Your task is to repeat the listing exactly.

BEGIN Data entries

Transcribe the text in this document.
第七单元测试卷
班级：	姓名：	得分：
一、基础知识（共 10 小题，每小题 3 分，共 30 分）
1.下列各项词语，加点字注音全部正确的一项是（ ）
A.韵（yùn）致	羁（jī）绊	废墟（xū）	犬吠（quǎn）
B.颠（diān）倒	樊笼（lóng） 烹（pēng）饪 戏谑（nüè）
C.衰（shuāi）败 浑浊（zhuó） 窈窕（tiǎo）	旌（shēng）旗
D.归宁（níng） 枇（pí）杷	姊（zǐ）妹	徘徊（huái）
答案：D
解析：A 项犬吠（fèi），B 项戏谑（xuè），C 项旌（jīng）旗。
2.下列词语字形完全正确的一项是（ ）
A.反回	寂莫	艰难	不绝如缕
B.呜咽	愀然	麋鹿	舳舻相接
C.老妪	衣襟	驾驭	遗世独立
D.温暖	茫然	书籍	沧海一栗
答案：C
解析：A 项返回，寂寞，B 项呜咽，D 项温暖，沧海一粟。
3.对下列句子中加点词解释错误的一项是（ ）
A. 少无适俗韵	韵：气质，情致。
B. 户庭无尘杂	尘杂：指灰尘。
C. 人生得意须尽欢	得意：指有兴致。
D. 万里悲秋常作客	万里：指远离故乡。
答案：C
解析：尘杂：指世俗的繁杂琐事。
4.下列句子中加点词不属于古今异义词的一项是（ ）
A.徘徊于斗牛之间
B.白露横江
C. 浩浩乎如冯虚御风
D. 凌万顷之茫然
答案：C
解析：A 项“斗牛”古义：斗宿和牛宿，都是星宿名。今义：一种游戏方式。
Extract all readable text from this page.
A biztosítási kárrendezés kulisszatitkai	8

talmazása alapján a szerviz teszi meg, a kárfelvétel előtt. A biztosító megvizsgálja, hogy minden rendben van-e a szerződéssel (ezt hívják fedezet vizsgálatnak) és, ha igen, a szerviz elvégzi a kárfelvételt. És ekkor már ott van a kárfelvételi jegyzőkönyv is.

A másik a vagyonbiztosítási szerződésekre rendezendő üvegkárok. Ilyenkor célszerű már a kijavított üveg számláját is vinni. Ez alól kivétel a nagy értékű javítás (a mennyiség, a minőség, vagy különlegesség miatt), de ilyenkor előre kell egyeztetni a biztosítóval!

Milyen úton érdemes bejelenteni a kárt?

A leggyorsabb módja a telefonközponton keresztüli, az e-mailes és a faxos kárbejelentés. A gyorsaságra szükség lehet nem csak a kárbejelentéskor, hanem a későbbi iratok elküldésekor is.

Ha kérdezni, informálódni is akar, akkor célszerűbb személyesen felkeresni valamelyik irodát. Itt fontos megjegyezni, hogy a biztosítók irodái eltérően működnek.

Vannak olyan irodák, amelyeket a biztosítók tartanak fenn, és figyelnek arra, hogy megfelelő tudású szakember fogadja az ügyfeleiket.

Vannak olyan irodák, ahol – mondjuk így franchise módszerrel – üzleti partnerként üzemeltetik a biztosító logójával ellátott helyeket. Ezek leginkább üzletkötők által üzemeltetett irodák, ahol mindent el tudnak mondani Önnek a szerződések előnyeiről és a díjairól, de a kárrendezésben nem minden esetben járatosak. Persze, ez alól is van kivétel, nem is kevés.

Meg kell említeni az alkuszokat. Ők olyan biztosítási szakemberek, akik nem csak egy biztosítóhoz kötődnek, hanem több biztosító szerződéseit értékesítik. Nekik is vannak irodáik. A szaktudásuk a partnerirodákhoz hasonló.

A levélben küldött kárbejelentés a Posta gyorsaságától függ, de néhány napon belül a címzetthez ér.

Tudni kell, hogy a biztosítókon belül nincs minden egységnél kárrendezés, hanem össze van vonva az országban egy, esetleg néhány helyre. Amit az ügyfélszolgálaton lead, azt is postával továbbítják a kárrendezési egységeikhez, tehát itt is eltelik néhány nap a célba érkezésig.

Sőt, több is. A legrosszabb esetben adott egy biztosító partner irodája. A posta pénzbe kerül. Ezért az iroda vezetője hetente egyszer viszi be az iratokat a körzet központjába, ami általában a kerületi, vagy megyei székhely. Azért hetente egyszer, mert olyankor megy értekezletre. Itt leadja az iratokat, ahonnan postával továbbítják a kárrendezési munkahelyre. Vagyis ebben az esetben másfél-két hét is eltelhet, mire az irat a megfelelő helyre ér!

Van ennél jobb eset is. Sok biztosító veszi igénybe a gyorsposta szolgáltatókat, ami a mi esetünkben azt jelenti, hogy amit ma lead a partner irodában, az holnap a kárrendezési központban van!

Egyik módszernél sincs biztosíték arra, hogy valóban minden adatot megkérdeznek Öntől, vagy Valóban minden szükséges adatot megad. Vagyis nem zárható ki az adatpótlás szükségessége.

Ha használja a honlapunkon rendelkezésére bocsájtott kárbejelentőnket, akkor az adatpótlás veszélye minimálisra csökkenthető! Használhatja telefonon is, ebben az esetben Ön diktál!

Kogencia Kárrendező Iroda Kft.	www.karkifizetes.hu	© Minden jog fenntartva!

END Data entries

Output of the exercise
Transcribe the text in this document.
第七单元测试卷
班级：	姓名：	得分：
一、基础知识（共 10 小题，每小题 3 分，共 30 分）
1.下列各项词语，加点字注音全部正确的一项是（ ）
A.韵（yùn）致	羁（jī）绊	废墟（xū）	犬吠（quǎn）
B.颠（diān）倒	樊笼（lóng） 烹（pēng）饪 戏谑（nüè）
C.衰（shuāi）败 浑浊（zhuó） 窈窕（tiǎo）	旌（shēng）旗
D.归宁（níng） 枇（pí）杷	姊（zǐ）妹	徘徊（huái）
答案：D
解析：A 项犬吠（fèi），B 项戏谑（xuè），C 项旌（jīng）旗。
2.下列词语字形完全正确的一项是（ ）
A.反回	寂莫	艰难	不绝如缕
B.呜咽	愀然	麋鹿	舳舻相接
C.老妪	衣襟	驾驭	遗世独立
D.温暖	茫然	书籍	沧海一栗
答案：C
解析：A 项返回，寂寞，B 项呜咽，D 项温暖，沧海一粟。
3.对下列句子中加点词解释错误的一项是（ ）
A. 少无适俗韵	韵：气质，情致。
B. 户庭无尘杂	尘杂：指灰尘。
C. 人生得意须尽欢	得意：指有兴致。
D. 万里悲秋常作客	万里：指远离故乡。
答案：C
解析：尘杂：指世俗的繁杂琐事。
4.下列句子中加点词不属于古今异义词的一项是（ ）
A.徘徊于斗牛之间
B.白露横江
C. 浩浩乎如冯虚御风
D. 凌万顷之茫然
答案：C
解析：A 项“斗牛”古义：斗宿和牛宿，都是星宿名。今义：一种游戏方式。
Extract all readable text from this page.
A biztosítási kárrendezés kulisszatitkai	8

talmazása alapján a szerviz teszi meg, a kárfelvétel előtt. A biztosító megvizsgálja, hogy minden rendben van-e a szerződéssel (ezt hívják fedezet vizsgálatnak) és, ha igen, a szerviz elvégzi a kárfelvételt. És ekkor már ott van a kárfelvételi jegyzőkönyv is.

A másik a vagyonbiztosítási szerződésekre rendezendő üvegkárok. Ilyenkor célszerű már a kijavított üveg számláját is vinni. Ez alól kivétel a nagy értékű javítás (a mennyiség, a minőség, vagy különlegesség miatt), de ilyenkor előre kell egyeztetni a biztosítóval!

Milyen úton érdemes bejelenteni a kárt?

A leggyorsabb módja a telefonközponton keresztüli, az e-mailes és a faxos kárbejelentés. A gyorsaságra szükség lehet nem csak a kárbejelentéskor, hanem a későbbi iratok elküldésekor is.

Ha kérdezni, informálódni is akar, akkor célszerűbb személyesen felkeresni valamelyik irodát. Itt fontos megjegyezni, hogy a biztosítók irodái eltérően működnek.

Vannak olyan irodák, amelyeket a biztosítók tartanak fenn, és figyelnek arra, hogy megfelelő tudású szakember fogadja az ügyfeleiket.

Vannak olyan irodák, ahol – mondjuk így franchise módszerrel – üzleti partnerként üzemeltetik a biztosító logójával ellátott helyeket. Ezek leginkább üzletkötők által üzemeltetett irodák, ahol mindent el tudnak mondani Önnek a szerződések előnyeiről és a díjairól, de a kárrendezésben nem minden esetben járatosak. Persze, ez alól is van kivétel, nem is kevés.

Meg kell említeni az alkuszokat. Ők olyan biztosítási szakemberek, akik nem csak egy biztosítóhoz kötődnek, hanem több biztosító szerződéseit értékesítik. Nekik is vannak irodáik. A szaktudásuk a partnerirodákhoz hasonló.

A levélben küldött kárbejelentés a Posta gyorsaságától függ, de néhány napon belül a címzetthez ér.

Tudni kell, hogy a biztosítókon belül nincs minden egységnél kárrendezés, hanem össze van vonva az országban egy, esetleg néhány helyre. Amit az ügyfélszolgálaton lead, azt is postával továbbítják a kárrendezési egységeikhez, tehát itt is eltelik néhány nap a célba érkezésig.

Sőt, több is. A legrosszabb esetben adott egy biztosító partner irodája. A posta pénzbe kerül. Ezért az iroda vezetője hetente egyszer viszi be az iratokat a körzet központjába, ami általában a kerületi, vagy megyei székhely. Azért hetente egyszer, mert olyankor megy értekezletre. Itt leadja az iratokat, ahonnan postával továbbítják a kárrendezési munkahelyre. Vagyis ebben az esetben másfél-két hét is eltelhet, mire az irat a megfelelő helyre ér!

Van ennél jobb eset is. Sok biztosító veszi igénybe a gyorsposta szolgáltatókat, ami a mi esetünkben azt jelenti, hogy amit ma lead a partner irodában, az holnap a kárrendezési központban van!

Egyik módszernél sincs biztosíték arra, hogy valóban minden adatot megkérdeznek Öntől, vagy Valóban minden szükséges adatot megad. Vagyis nem zárható ki az adatpótlás szükségessége.

Ha használja a honlapunkon rendelkezésére bocsájtott kárbejelentőnket, akkor az adatpótlás veszélye minimálisra csökkenthető! Használhatja telefonon is, ebben az esetben Ön diktál!

Kogencia Kárrendező Iroda Kft.	www.karkifizetes.hu	© Minden jog fenntartva!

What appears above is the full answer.